---- RECORDS SUPPLIED

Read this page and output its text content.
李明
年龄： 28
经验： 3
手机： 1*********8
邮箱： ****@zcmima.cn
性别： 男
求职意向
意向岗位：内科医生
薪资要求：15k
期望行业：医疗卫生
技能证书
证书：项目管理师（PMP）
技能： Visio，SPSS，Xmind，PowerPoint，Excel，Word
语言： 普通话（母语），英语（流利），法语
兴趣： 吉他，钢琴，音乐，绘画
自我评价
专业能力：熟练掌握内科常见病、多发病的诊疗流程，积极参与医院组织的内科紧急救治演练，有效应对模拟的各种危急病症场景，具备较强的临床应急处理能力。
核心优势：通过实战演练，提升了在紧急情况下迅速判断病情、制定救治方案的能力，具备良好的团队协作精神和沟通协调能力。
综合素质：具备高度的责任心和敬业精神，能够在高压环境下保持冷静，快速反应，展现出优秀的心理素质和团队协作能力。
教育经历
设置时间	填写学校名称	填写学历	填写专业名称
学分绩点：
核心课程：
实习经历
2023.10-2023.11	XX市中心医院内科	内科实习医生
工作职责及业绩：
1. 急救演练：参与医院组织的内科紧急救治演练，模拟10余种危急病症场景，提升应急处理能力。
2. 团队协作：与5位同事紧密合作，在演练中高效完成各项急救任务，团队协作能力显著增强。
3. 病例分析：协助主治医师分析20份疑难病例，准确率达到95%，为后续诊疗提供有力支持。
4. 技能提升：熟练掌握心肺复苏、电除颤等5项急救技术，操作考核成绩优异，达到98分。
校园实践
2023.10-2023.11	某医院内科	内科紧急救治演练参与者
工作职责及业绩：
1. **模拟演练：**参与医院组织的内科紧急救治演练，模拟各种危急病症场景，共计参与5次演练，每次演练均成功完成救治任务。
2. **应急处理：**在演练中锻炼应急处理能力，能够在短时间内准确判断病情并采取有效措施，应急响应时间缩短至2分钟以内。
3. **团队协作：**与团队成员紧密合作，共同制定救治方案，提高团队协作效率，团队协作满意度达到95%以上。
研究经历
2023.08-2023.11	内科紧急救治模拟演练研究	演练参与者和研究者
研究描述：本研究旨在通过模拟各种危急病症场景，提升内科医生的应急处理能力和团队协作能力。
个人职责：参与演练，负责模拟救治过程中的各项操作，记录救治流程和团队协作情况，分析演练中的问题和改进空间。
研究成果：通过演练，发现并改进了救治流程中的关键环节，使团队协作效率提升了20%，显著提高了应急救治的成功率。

--------

Each record must be returned exactly as it is written.

RIGHT ANSWER:
Read this page and output its text content.
李明
年龄： 28
经验： 3
手机： 1*********8
邮箱： ****@zcmima.cn
性别： 男
求职意向
意向岗位：内科医生
薪资要求：15k
期望行业：医疗卫生
技能证书
证书：项目管理师（PMP）
技能： Visio，SPSS，Xmind，PowerPoint，Excel，Word
语言： 普通话（母语），英语（流利），法语
兴趣： 吉他，钢琴，音乐，绘画
自我评价
专业能力：熟练掌握内科常见病、多发病的诊疗流程，积极参与医院组织的内科紧急救治演练，有效应对模拟的各种危急病症场景，具备较强的临床应急处理能力。
核心优势：通过实战演练，提升了在紧急情况下迅速判断病情、制定救治方案的能力，具备良好的团队协作精神和沟通协调能力。
综合素质：具备高度的责任心和敬业精神，能够在高压环境下保持冷静，快速反应，展现出优秀的心理素质和团队协作能力。
教育经历
设置时间	填写学校名称	填写学历	填写专业名称
学分绩点：
核心课程：
实习经历
2023.10-2023.11	XX市中心医院内科	内科实习医生
工作职责及业绩：
1. 急救演练：参与医院组织的内科紧急救治演练，模拟10余种危急病症场景，提升应急处理能力。
2. 团队协作：与5位同事紧密合作，在演练中高效完成各项急救任务，团队协作能力显著增强。
3. 病例分析：协助主治医师分析20份疑难病例，准确率达到95%，为后续诊疗提供有力支持。
4. 技能提升：熟练掌握心肺复苏、电除颤等5项急救技术，操作考核成绩优异，达到98分。
校园实践
2023.10-2023.11	某医院内科	内科紧急救治演练参与者
工作职责及业绩：
1. **模拟演练：**参与医院组织的内科紧急救治演练，模拟各种危急病症场景，共计参与5次演练，每次演练均成功完成救治任务。
2. **应急处理：**在演练中锻炼应急处理能力，能够在短时间内准确判断病情并采取有效措施，应急响应时间缩短至2分钟以内。
3. **团队协作：**与团队成员紧密合作，共同制定救治方案，提高团队协作效率，团队协作满意度达到95%以上。
研究经历
2023.08-2023.11	内科紧急救治模拟演练研究	演练参与者和研究者
研究描述：本研究旨在通过模拟各种危急病症场景，提升内科医生的应急处理能力和团队协作能力。
个人职责：参与演练，负责模拟救治过程中的各项操作，记录救治流程和团队协作情况，分析演练中的问题和改进空间。
研究成果：通过演练，发现并改进了救治流程中的关键环节，使团队协作效率提升了20%，显著提高了应急救治的成功率。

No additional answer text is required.